** Start of Dataset excerpts **
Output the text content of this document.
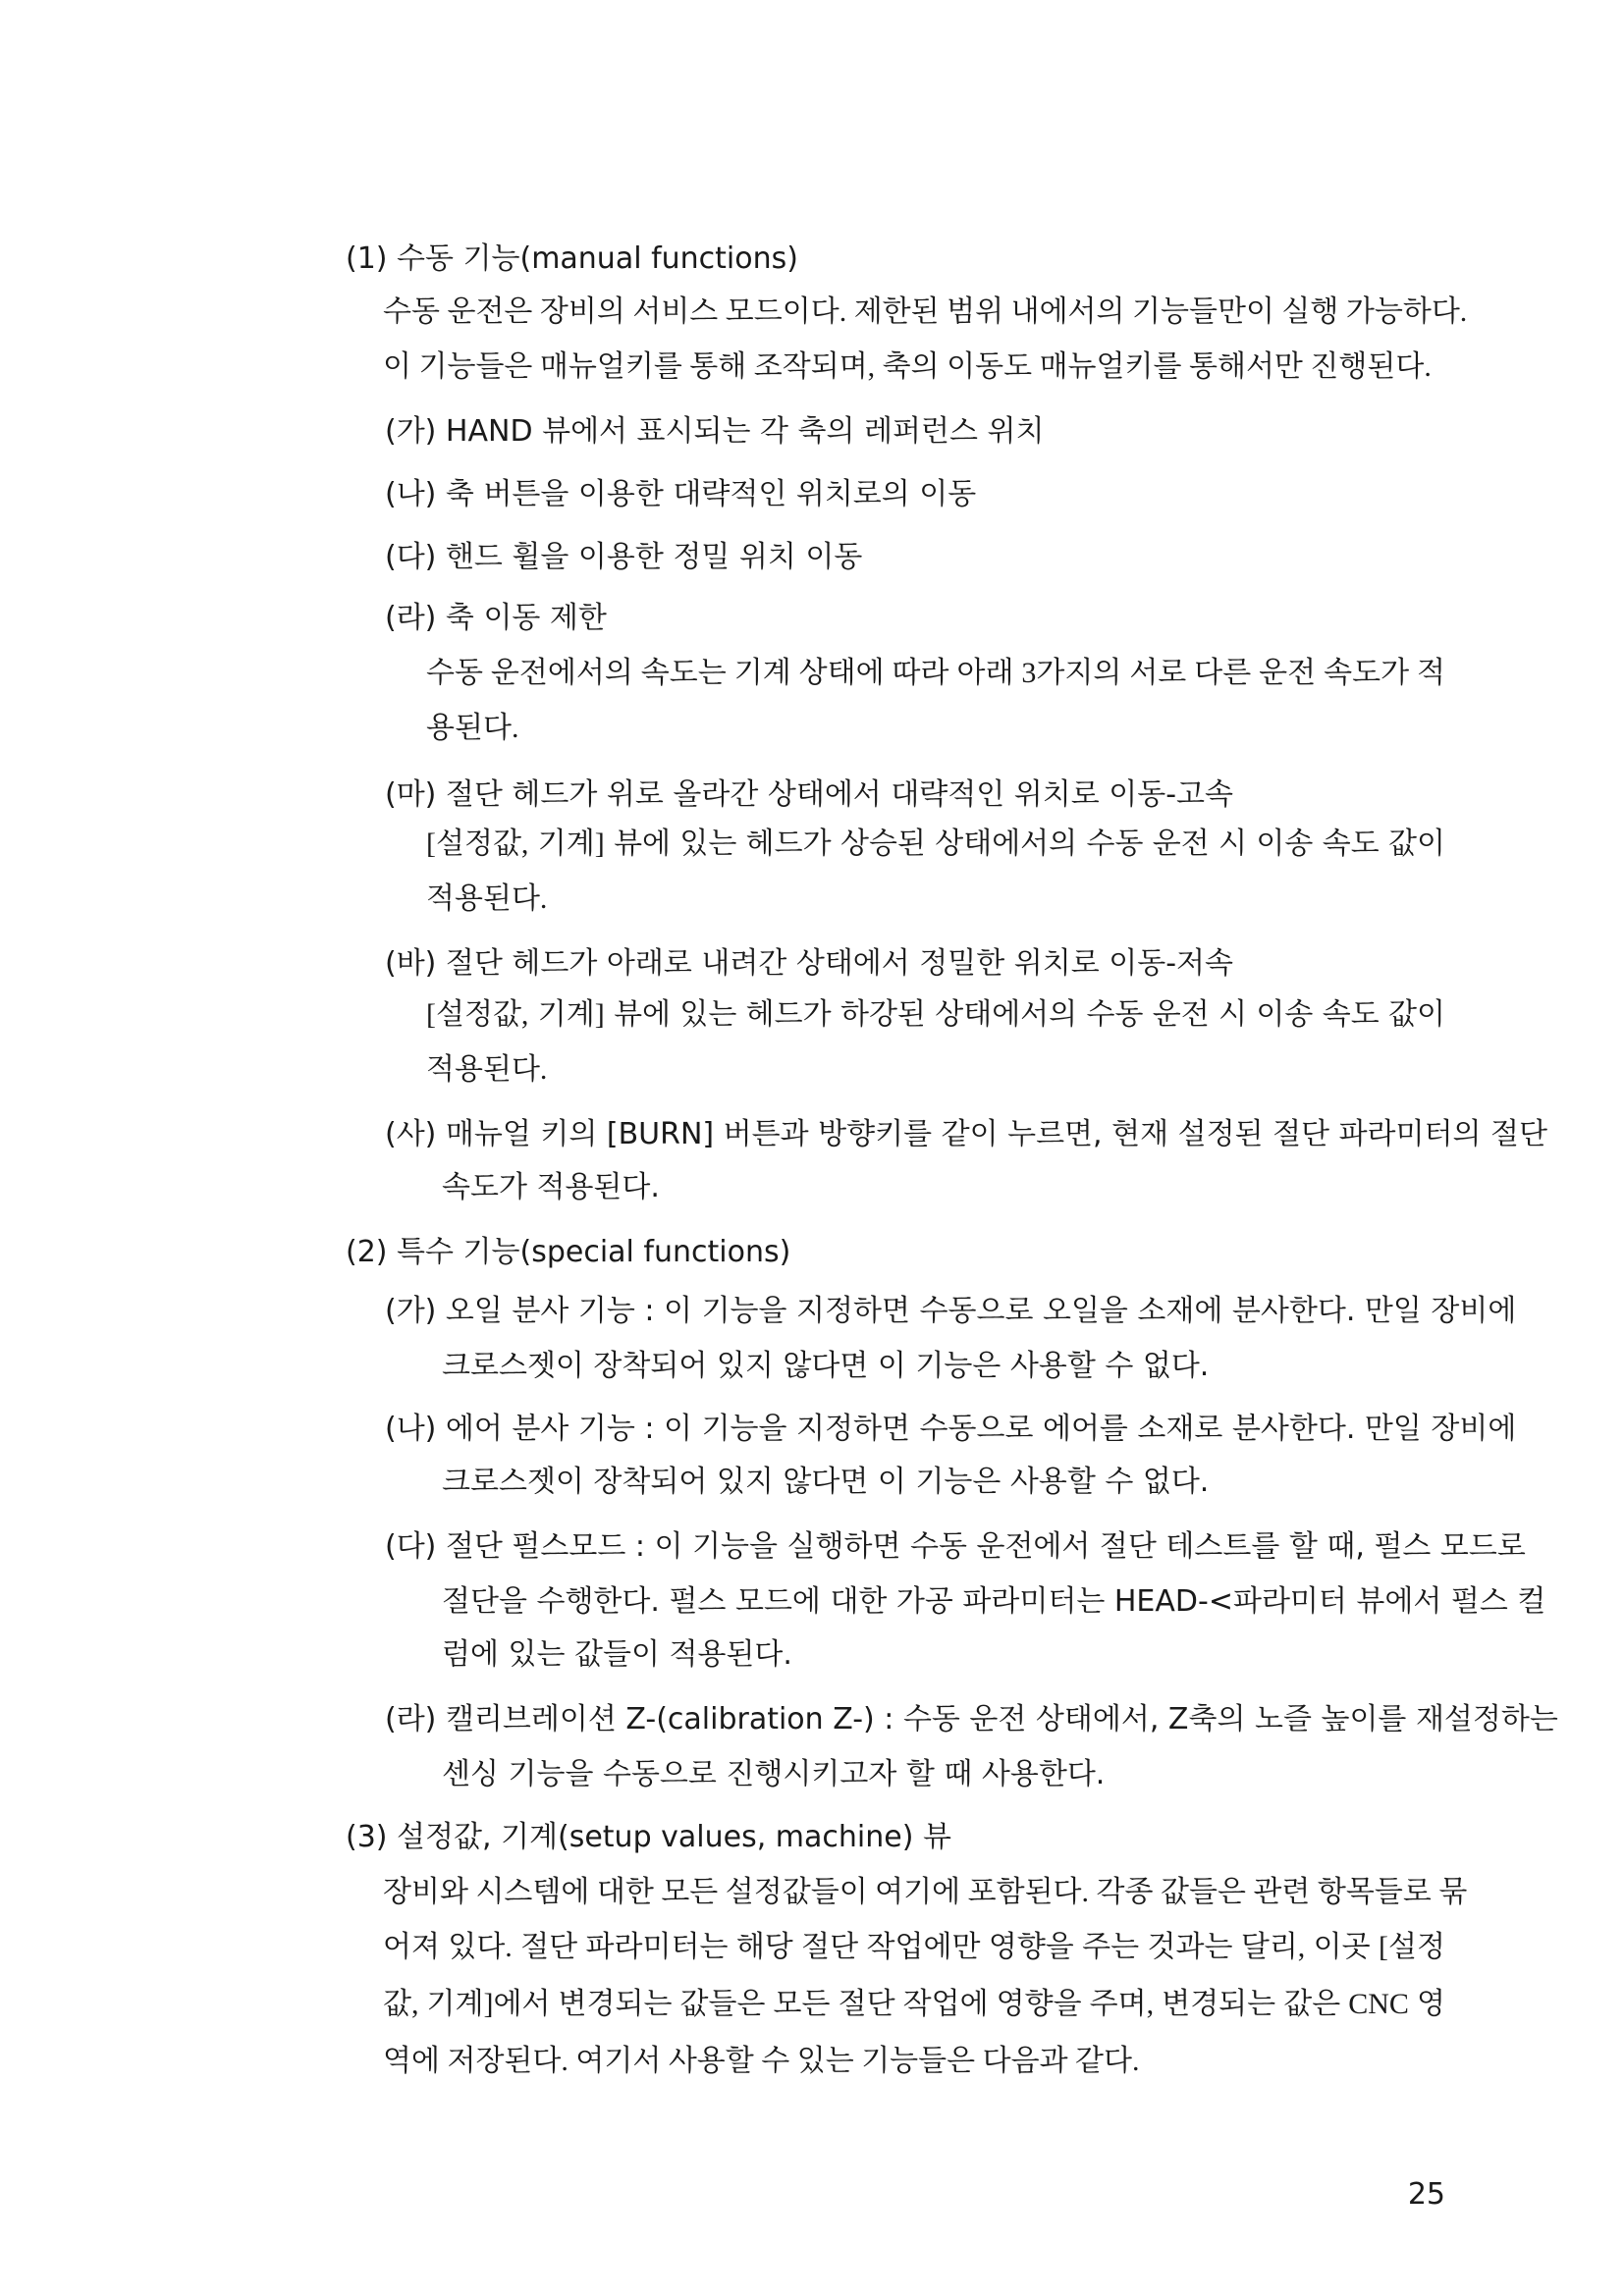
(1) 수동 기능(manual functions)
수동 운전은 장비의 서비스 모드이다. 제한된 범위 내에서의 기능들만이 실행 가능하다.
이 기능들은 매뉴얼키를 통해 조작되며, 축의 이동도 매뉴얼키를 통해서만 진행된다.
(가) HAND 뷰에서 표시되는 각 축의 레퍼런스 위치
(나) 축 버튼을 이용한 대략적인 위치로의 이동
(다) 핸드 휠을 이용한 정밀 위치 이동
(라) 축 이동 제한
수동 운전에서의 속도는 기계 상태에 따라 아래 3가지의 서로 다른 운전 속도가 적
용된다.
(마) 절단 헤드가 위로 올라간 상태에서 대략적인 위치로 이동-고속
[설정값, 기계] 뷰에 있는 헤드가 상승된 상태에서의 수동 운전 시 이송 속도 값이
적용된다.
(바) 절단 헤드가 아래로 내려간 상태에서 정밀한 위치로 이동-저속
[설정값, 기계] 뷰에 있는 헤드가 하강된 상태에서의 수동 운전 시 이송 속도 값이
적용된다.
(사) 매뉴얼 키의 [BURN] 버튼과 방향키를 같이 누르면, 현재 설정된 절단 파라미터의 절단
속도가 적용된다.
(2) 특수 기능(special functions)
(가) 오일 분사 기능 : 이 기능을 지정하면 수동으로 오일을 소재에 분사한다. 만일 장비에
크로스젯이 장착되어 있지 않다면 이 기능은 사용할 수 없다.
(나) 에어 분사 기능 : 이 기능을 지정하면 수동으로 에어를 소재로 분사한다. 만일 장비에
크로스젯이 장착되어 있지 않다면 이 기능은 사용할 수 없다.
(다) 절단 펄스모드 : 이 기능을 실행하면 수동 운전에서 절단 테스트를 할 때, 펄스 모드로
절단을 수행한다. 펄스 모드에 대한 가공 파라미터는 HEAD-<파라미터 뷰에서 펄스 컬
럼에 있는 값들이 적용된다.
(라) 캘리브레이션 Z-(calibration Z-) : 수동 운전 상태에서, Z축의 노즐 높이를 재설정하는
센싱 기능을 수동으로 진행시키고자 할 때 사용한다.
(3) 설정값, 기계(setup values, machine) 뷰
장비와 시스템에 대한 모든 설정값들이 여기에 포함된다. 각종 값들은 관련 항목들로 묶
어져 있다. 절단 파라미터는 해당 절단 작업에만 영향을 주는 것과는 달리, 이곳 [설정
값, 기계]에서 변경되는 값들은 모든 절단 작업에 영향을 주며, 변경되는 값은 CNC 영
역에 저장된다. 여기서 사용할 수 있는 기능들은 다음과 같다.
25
** End of Dataset excerpts **
Exercise aim: Write out every entry again word for word, without any of the pictures.

Exercise response:
Output the text content of this document.
(1) 수동 기능(manual functions)
수동 운전은 장비의 서비스 모드이다. 제한된 범위 내에서의 기능들만이 실행 가능하다.
이 기능들은 매뉴얼키를 통해 조작되며, 축의 이동도 매뉴얼키를 통해서만 진행된다.
(가) HAND 뷰에서 표시되는 각 축의 레퍼런스 위치
(나) 축 버튼을 이용한 대략적인 위치로의 이동
(다) 핸드 휠을 이용한 정밀 위치 이동
(라) 축 이동 제한
수동 운전에서의 속도는 기계 상태에 따라 아래 3가지의 서로 다른 운전 속도가 적
용된다.
(마) 절단 헤드가 위로 올라간 상태에서 대략적인 위치로 이동-고속
[설정값, 기계] 뷰에 있는 헤드가 상승된 상태에서의 수동 운전 시 이송 속도 값이
적용된다.
(바) 절단 헤드가 아래로 내려간 상태에서 정밀한 위치로 이동-저속
[설정값, 기계] 뷰에 있는 헤드가 하강된 상태에서의 수동 운전 시 이송 속도 값이
적용된다.
(사) 매뉴얼 키의 [BURN] 버튼과 방향키를 같이 누르면, 현재 설정된 절단 파라미터의 절단
속도가 적용된다.
(2) 특수 기능(special functions)
(가) 오일 분사 기능 : 이 기능을 지정하면 수동으로 오일을 소재에 분사한다. 만일 장비에
크로스젯이 장착되어 있지 않다면 이 기능은 사용할 수 없다.
(나) 에어 분사 기능 : 이 기능을 지정하면 수동으로 에어를 소재로 분사한다. 만일 장비에
크로스젯이 장착되어 있지 않다면 이 기능은 사용할 수 없다.
(다) 절단 펄스모드 : 이 기능을 실행하면 수동 운전에서 절단 테스트를 할 때, 펄스 모드로
절단을 수행한다. 펄스 모드에 대한 가공 파라미터는 HEAD-<파라미터 뷰에서 펄스 컬
럼에 있는 값들이 적용된다.
(라) 캘리브레이션 Z-(calibration Z-) : 수동 운전 상태에서, Z축의 노즐 높이를 재설정하는
센싱 기능을 수동으로 진행시키고자 할 때 사용한다.
(3) 설정값, 기계(setup values, machine) 뷰
장비와 시스템에 대한 모든 설정값들이 여기에 포함된다. 각종 값들은 관련 항목들로 묶
어져 있다. 절단 파라미터는 해당 절단 작업에만 영향을 주는 것과는 달리, 이곳 [설정
값, 기계]에서 변경되는 값들은 모든 절단 작업에 영향을 주며, 변경되는 값은 CNC 영
역에 저장된다. 여기서 사용할 수 있는 기능들은 다음과 같다.
25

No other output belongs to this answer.